Stated task:
Set down the material once more, exactly as it appears.

*-*-*

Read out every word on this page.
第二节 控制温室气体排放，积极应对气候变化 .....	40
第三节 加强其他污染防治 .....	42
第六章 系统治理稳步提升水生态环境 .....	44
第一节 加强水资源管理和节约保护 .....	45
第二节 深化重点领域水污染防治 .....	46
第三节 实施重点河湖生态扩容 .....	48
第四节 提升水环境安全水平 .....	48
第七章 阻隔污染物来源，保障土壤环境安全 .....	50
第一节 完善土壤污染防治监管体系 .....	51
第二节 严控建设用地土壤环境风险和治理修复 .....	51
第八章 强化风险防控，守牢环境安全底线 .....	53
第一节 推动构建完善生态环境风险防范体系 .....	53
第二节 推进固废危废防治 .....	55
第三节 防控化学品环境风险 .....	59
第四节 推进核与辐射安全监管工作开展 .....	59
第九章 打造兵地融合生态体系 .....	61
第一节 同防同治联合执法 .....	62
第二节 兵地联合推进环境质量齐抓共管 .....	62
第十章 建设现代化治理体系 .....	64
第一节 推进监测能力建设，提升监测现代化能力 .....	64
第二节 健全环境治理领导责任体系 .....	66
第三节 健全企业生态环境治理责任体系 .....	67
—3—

*-*-*

Solution for this problem:
Read out every word on this page.
第二节 控制温室气体排放，积极应对气候变化 .....	40
第三节 加强其他污染防治 .....	42
第六章 系统治理稳步提升水生态环境 .....	44
第一节 加强水资源管理和节约保护 .....	45
第二节 深化重点领域水污染防治 .....	46
第三节 实施重点河湖生态扩容 .....	48
第四节 提升水环境安全水平 .....	48
第七章 阻隔污染物来源，保障土壤环境安全 .....	50
第一节 完善土壤污染防治监管体系 .....	51
第二节 严控建设用地土壤环境风险和治理修复 .....	51
第八章 强化风险防控，守牢环境安全底线 .....	53
第一节 推动构建完善生态环境风险防范体系 .....	53
第二节 推进固废危废防治 .....	55
第三节 防控化学品环境风险 .....	59
第四节 推进核与辐射安全监管工作开展 .....	59
第九章 打造兵地融合生态体系 .....	61
第一节 同防同治联合执法 .....	62
第二节 兵地联合推进环境质量齐抓共管 .....	62
第十章 建设现代化治理体系 .....	64
第一节 推进监测能力建设，提升监测现代化能力 .....	64
第二节 健全环境治理领导责任体系 .....	66
第三节 健全企业生态环境治理责任体系 .....	67
—3—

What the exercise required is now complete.